- **EXERCISE BRIEF**:
Search the records for "JSON" and copy each line that holds it.

- **EXCERPTED RECORDS**:
---
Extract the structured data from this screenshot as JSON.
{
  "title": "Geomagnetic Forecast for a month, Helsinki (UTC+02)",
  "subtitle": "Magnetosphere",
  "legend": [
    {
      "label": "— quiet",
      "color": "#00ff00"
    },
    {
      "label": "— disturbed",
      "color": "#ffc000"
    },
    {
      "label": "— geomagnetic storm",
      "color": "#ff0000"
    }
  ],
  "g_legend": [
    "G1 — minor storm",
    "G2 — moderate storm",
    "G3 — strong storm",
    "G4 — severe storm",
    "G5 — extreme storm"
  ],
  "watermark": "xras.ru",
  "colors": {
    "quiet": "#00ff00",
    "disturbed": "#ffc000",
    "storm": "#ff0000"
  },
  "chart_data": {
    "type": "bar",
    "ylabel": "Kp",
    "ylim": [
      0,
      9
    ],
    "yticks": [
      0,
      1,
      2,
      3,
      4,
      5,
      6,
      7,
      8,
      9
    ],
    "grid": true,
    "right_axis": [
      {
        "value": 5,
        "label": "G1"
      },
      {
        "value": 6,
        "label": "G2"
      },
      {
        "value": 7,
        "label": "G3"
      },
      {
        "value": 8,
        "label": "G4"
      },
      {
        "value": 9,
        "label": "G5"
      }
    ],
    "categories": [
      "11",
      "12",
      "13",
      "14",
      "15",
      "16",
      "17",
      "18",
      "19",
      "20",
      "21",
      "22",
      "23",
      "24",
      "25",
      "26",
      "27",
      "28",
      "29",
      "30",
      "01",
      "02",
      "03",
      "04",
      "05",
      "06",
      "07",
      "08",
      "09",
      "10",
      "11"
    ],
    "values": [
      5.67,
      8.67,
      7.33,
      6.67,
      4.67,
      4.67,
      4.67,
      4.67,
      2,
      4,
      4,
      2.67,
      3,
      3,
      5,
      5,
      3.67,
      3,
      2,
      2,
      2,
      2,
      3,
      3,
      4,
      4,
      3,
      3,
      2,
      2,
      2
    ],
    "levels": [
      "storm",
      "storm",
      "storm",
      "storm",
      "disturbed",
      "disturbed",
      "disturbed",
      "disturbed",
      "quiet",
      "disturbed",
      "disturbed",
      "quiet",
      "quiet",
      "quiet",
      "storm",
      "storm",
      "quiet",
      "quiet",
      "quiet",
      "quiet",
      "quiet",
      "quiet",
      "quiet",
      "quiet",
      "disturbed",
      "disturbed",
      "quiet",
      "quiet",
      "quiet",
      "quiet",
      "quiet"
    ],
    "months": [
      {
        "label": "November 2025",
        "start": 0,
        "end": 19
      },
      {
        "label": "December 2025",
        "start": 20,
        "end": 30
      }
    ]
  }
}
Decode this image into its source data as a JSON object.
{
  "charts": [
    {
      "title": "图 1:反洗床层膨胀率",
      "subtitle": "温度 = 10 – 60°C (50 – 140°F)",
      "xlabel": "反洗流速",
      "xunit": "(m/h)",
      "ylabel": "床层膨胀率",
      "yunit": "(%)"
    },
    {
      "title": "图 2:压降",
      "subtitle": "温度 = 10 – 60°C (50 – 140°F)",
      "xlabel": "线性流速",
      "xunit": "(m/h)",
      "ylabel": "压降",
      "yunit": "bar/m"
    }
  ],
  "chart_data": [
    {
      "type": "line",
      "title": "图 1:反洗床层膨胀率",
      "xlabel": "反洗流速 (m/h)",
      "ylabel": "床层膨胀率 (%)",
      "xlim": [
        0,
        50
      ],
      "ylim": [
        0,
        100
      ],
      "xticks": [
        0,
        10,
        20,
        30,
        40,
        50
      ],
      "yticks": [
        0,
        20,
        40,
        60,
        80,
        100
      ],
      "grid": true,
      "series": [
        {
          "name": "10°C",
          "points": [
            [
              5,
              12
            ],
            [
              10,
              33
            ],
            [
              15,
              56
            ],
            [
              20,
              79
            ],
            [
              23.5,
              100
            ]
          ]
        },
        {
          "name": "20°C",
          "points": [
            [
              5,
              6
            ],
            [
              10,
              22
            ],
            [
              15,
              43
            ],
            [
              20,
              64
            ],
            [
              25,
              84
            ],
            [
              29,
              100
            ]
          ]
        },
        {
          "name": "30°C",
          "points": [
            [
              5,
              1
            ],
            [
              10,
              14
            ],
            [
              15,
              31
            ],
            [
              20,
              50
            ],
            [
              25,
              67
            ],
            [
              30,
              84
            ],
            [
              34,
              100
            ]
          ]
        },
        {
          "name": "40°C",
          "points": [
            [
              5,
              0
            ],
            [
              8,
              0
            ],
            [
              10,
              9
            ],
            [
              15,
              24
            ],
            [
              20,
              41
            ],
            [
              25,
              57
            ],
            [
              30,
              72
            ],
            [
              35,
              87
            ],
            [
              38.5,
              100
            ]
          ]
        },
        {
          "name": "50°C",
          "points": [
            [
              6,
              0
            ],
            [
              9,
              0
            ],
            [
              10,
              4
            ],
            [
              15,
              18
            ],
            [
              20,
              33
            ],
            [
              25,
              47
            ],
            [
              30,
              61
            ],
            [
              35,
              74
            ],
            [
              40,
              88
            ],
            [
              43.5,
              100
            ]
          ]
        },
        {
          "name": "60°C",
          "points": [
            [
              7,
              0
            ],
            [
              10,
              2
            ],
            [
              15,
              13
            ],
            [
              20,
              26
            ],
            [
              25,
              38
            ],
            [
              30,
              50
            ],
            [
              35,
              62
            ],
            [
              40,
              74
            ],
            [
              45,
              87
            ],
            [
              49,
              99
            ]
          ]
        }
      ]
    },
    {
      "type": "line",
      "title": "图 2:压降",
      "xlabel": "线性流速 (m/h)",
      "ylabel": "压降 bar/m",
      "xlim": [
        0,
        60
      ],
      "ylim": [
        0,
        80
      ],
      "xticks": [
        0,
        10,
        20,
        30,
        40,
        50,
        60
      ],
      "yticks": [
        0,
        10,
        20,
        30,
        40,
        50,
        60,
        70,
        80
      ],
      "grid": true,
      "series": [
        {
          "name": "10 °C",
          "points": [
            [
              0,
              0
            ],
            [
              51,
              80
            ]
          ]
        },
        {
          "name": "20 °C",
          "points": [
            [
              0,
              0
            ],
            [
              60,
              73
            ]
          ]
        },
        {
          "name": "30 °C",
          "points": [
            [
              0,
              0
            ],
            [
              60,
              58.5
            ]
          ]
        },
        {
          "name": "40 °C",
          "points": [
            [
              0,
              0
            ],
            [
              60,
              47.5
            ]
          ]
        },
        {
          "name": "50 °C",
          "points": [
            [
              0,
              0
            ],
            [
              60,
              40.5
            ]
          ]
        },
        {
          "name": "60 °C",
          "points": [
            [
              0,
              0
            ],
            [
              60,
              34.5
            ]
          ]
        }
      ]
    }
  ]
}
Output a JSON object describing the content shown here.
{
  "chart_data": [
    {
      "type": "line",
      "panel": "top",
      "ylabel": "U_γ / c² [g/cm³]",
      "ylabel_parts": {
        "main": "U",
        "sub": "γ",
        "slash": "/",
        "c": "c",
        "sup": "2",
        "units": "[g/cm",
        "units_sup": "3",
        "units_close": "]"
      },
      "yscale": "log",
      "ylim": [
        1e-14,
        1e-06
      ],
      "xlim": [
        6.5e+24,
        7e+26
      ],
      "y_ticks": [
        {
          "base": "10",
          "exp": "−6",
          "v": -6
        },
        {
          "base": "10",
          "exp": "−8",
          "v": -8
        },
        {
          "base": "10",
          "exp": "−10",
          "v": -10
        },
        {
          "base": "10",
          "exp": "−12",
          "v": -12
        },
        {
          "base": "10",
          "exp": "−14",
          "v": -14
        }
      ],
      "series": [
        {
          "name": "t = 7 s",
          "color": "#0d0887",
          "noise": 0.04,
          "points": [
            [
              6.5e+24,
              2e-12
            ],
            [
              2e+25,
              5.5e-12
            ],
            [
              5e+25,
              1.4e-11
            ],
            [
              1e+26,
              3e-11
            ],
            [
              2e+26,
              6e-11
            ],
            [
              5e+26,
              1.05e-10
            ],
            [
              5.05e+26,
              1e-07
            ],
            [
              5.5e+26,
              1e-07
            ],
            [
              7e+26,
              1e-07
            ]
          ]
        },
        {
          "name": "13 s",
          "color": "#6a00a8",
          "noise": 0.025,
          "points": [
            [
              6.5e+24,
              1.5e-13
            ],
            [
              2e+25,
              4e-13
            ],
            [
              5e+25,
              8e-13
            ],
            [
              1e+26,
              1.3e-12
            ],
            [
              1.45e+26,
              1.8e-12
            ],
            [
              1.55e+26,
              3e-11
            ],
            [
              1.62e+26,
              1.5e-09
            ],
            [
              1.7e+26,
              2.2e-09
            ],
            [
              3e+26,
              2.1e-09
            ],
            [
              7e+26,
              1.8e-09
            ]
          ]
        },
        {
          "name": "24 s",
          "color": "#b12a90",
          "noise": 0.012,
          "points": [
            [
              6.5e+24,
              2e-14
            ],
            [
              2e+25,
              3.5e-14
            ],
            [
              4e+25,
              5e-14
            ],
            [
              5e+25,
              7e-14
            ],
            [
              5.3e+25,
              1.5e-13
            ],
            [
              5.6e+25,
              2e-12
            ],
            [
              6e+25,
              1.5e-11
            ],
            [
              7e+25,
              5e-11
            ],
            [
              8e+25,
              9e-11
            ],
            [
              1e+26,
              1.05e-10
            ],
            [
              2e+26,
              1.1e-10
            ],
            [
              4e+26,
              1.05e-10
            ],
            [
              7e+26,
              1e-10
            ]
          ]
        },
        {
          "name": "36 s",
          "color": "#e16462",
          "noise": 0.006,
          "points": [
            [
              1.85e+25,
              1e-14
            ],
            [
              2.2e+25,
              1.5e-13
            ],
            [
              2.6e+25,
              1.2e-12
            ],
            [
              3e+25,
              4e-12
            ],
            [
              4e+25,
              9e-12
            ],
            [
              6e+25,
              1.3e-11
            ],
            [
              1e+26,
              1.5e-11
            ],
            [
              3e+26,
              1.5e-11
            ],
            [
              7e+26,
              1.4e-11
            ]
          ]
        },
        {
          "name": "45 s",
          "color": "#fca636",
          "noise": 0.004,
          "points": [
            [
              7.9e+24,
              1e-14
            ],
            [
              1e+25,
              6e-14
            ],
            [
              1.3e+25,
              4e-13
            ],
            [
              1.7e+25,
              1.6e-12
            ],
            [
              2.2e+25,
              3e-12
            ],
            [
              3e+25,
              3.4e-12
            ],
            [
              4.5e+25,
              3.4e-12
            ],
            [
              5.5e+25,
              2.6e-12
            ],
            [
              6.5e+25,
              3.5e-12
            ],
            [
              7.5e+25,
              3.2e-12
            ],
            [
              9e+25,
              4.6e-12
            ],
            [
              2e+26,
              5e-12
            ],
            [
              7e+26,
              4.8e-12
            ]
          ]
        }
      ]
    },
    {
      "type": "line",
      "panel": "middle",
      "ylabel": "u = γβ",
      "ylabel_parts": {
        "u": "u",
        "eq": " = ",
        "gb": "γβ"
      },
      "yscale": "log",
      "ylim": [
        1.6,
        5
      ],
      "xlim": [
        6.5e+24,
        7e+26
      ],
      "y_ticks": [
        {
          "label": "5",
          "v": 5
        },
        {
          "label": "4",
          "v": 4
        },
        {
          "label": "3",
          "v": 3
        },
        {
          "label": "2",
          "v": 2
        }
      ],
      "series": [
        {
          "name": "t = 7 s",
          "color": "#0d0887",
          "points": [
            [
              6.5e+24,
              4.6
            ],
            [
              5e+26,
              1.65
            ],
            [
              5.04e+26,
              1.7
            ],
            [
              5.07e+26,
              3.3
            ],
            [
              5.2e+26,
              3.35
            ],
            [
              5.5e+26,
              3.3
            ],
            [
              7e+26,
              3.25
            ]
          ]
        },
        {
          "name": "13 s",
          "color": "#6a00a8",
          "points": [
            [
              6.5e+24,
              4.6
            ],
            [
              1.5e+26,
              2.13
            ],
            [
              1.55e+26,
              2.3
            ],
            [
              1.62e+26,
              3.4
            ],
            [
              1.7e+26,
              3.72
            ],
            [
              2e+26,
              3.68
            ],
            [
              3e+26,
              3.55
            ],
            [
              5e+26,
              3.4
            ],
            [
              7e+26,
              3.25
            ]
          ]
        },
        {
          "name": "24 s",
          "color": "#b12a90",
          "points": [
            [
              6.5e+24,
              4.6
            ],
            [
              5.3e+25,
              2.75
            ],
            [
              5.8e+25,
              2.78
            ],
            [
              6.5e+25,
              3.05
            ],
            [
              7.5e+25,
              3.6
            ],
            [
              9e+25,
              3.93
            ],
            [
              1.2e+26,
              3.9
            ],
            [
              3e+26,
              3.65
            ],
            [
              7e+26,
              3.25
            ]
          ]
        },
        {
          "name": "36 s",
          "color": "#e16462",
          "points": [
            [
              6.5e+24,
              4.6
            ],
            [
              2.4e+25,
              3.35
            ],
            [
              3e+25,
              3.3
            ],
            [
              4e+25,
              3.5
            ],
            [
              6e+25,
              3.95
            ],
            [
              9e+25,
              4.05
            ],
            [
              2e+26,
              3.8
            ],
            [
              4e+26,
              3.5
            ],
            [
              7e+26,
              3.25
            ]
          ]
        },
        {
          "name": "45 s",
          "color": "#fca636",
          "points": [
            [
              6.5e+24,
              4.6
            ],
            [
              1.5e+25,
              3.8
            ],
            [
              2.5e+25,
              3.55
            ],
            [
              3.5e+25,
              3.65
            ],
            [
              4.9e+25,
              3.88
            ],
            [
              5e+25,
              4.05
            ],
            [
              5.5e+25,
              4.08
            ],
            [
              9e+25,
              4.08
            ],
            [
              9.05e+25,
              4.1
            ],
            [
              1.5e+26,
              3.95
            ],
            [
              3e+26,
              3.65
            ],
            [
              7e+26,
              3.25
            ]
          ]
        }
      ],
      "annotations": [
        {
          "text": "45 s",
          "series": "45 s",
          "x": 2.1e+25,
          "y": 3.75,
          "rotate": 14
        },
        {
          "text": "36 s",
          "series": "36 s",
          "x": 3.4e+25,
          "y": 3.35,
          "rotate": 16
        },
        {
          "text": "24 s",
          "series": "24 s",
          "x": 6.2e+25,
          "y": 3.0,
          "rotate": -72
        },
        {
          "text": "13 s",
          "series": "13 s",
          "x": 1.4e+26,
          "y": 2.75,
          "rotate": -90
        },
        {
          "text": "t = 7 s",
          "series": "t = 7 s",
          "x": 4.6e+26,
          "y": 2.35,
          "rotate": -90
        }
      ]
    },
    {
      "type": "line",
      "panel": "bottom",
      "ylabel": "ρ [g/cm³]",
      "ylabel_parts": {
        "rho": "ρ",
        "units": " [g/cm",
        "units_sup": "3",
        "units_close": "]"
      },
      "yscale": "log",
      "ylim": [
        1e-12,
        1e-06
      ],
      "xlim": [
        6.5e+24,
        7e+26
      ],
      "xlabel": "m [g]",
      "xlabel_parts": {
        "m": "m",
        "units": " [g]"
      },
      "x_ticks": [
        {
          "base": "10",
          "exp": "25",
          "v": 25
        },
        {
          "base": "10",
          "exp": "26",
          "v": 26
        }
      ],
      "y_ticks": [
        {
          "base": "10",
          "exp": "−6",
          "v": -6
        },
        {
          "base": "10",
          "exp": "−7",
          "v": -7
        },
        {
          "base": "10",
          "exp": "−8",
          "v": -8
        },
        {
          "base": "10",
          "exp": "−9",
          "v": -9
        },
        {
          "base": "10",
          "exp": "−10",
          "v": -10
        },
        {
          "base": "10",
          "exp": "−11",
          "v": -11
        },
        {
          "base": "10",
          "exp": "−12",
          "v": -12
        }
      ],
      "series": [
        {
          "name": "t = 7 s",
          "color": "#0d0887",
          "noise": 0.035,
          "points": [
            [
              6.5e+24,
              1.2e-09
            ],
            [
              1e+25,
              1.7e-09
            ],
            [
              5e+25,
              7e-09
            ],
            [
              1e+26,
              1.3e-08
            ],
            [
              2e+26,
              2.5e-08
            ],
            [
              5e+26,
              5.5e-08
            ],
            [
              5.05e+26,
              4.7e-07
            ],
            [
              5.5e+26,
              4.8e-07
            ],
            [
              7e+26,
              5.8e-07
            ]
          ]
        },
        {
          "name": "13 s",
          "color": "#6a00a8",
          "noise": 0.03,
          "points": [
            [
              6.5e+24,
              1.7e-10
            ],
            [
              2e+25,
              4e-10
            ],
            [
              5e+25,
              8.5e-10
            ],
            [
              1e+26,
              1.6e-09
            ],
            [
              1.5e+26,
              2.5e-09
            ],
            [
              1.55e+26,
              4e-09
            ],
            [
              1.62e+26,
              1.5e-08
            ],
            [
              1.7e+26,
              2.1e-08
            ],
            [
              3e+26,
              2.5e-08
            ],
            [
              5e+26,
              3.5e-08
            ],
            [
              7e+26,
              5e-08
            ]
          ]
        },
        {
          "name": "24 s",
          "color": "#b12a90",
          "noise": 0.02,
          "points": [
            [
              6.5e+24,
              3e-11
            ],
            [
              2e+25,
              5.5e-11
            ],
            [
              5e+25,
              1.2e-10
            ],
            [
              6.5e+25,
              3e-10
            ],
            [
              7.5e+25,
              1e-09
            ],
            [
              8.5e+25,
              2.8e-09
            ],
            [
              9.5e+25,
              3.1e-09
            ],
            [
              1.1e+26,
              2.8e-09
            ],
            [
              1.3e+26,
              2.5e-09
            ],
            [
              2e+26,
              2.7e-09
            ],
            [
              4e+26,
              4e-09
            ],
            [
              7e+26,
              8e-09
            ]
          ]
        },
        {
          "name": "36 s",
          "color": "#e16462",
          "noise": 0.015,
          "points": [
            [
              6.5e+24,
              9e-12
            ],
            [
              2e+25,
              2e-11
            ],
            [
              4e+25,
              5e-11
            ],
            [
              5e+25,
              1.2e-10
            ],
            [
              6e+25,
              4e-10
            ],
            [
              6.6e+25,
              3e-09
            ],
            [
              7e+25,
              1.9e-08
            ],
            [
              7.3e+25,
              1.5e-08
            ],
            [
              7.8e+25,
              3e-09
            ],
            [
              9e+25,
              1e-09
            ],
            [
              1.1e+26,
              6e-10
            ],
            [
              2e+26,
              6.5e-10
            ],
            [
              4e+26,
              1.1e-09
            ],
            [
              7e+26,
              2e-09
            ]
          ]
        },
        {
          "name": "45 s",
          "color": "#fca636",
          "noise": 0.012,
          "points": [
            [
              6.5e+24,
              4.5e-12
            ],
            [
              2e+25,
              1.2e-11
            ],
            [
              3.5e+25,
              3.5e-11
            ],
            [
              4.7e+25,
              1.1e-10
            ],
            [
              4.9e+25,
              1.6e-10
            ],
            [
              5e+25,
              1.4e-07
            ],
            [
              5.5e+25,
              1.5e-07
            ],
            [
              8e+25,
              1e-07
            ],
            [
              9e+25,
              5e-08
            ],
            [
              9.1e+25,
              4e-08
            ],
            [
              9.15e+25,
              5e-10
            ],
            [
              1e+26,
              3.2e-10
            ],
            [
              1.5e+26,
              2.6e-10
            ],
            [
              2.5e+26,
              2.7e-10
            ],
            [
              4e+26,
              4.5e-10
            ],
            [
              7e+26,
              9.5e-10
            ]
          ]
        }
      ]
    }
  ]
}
---
- **ANSWER TO THE PROBLEM**:
Extract the structured data from this screenshot as JSON.
Decode this image into its source data as a JSON object.
Output a JSON object describing the content shown here.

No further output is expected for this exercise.